> [Passage provided]
────────

Coleman is a rock ‘n’ roll junkman. His mind works like a radio receiver that gets random transmissions from the last five decades of rock and country music. Recorded in Oakland, CA and Coleman’s native Texas, Donkey Show is produced by Greg Ashley of the Gris Gris, who’s worked with bands like the Impediments and is clearly Coleman’s kindred spirit.

Coleman is expressive, poetic in a junkman’s way – mostly he comes up with an idea or an image and lets it roll. It works. “There’s a woman looking for me in the dark; she won’t leave me alone” he sings on “My Grave.” It’s sung to a tune that borrows a tad from Roky Erickson’s “Starry Eyes” with an arrangement that calls to mind the Sir Douglas Quintet, Swingin’ Medallions and the Attractions. Coleman likes the sublime sounds of vintage electric keyboards like the Farfisa and Vox Continental, sounds at once majestic and cheesy. That sound predominates on the title cut and “Virgin Mary Queen.” The former kicks off with a ‘dearly beloved’ organ intro, turning into prom-rock with a Ringo back beat, Coleman singing like a charbroiled Peter Perrett; on “Virgin” Coleman engages his inner Iggy, but mixes him with a touch of Kris Kristofferson. With its Flannery O’Connor ambience “Virgin” sounds like the aural equivalent of a William Eggleston photograph, full of that mysterious mix of the banal and the incredible that characterizes the southern American psychic landscape.

────────

> [Records supplied]
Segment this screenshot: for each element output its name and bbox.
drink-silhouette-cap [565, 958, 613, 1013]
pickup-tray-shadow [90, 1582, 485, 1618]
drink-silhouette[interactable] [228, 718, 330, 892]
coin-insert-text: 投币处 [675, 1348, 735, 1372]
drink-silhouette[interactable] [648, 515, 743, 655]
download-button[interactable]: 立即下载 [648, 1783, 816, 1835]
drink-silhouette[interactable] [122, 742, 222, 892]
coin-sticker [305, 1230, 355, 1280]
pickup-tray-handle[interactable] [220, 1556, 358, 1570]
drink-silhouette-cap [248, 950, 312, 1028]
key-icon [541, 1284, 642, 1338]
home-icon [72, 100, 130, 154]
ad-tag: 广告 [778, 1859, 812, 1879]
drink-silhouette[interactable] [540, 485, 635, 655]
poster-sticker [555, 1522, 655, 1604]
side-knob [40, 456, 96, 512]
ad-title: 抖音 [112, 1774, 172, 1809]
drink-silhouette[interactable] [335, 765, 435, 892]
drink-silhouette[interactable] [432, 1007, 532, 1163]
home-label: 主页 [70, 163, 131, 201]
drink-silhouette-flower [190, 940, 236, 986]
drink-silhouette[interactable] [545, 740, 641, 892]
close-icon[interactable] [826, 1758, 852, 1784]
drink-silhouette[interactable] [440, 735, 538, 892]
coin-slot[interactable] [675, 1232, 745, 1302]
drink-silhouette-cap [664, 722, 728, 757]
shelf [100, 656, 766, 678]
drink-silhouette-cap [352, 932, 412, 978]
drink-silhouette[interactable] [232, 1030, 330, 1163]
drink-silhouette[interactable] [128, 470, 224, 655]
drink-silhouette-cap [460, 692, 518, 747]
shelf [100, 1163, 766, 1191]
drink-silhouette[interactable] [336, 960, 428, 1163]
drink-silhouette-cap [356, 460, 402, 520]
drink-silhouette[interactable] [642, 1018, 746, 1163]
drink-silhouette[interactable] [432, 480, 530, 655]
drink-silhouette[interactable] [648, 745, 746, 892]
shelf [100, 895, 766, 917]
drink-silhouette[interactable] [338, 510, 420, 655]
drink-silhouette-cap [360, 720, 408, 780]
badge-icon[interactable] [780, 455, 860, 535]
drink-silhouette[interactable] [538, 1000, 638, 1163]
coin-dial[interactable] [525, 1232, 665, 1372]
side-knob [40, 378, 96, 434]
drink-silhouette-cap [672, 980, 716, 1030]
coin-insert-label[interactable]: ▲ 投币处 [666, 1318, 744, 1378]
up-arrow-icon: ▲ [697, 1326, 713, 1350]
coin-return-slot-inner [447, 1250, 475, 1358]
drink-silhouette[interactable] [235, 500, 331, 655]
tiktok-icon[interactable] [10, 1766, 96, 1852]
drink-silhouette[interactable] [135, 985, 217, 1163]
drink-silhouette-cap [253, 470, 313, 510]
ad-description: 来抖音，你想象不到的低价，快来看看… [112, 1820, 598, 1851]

────────

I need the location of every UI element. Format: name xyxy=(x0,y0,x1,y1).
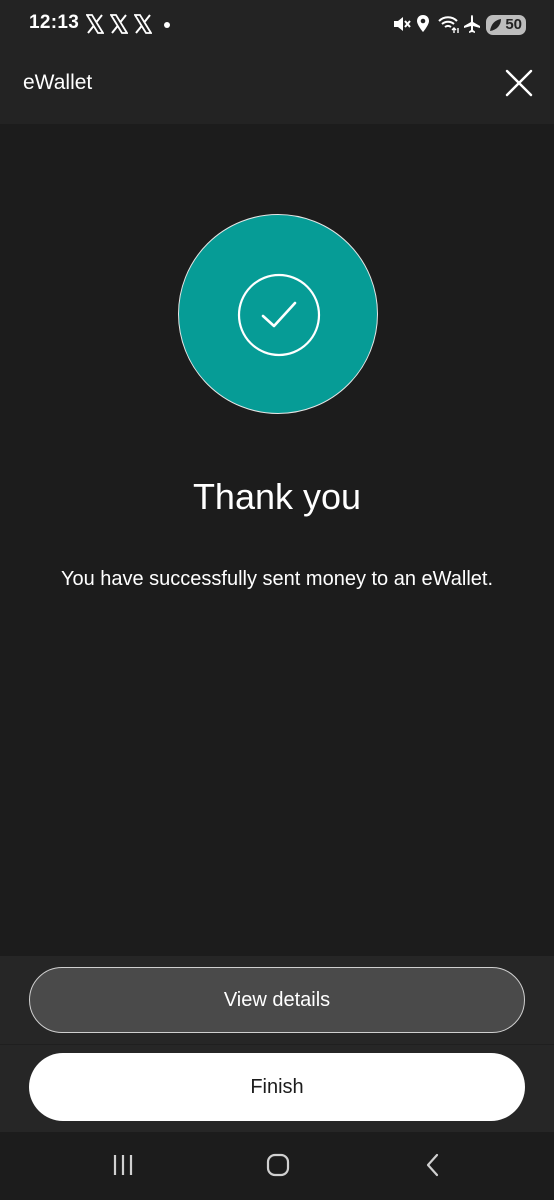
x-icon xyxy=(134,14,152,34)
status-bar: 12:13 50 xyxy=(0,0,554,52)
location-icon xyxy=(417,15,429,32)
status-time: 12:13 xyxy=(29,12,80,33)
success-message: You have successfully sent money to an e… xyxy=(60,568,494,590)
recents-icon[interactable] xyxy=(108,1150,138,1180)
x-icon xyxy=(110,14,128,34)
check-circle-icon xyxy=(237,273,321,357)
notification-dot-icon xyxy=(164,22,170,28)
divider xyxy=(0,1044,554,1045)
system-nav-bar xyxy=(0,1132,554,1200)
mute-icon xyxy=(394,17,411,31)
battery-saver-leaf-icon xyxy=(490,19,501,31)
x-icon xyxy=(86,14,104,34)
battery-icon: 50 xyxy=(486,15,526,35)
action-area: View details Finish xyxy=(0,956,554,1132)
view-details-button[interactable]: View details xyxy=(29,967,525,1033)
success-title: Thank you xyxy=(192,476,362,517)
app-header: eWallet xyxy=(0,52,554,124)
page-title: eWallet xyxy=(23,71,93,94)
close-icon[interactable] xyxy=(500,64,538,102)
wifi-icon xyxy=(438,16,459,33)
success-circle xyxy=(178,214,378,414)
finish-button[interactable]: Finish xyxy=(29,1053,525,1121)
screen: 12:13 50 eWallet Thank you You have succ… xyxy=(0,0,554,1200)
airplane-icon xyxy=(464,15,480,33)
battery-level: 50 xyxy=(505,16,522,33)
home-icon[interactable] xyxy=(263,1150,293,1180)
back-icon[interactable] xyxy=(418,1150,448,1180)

────────

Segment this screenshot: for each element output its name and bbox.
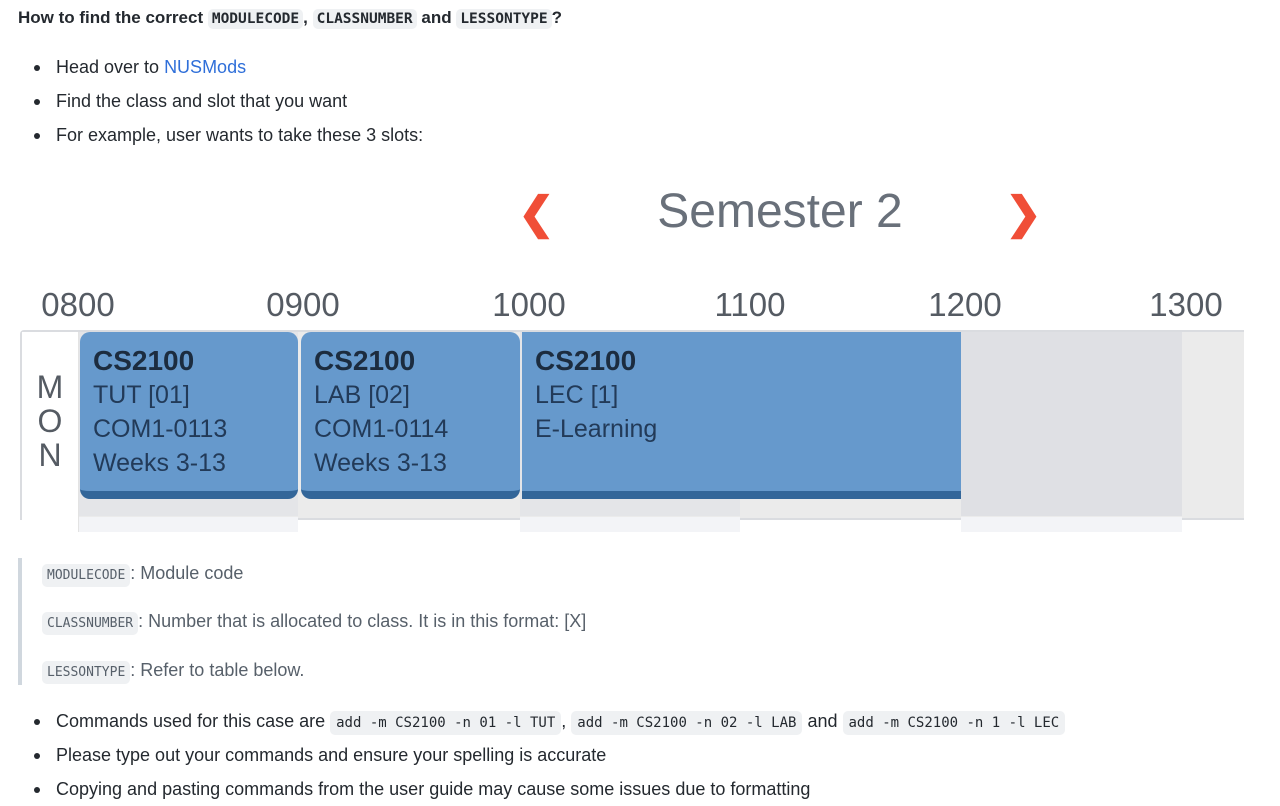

────────

> [Set tasks]
[A] Print the part of the review between "Coleman is a" and "Coleman’s kindred spirit.", inclusive, with every word unchanged.
[B] Select each line of the records containing the string "label", matching case.

> [Set of answers]
[A]
Coleman is a rock ‘n’ roll junkman. His mind works like a radio receiver that gets random transmissions from the last five decades of rock and country music. Recorded in Oakland, CA and Coleman’s native Texas, Donkey Show is produced by Greg Ashley of the Gris Gris, who’s worked with bands like the Impediments and is clearly Coleman’s kindred spirit.

[B]
home-label: 主页 [70, 163, 131, 201]
coin-insert-label[interactable]: ▲ 投币处 [666, 1318, 744, 1378]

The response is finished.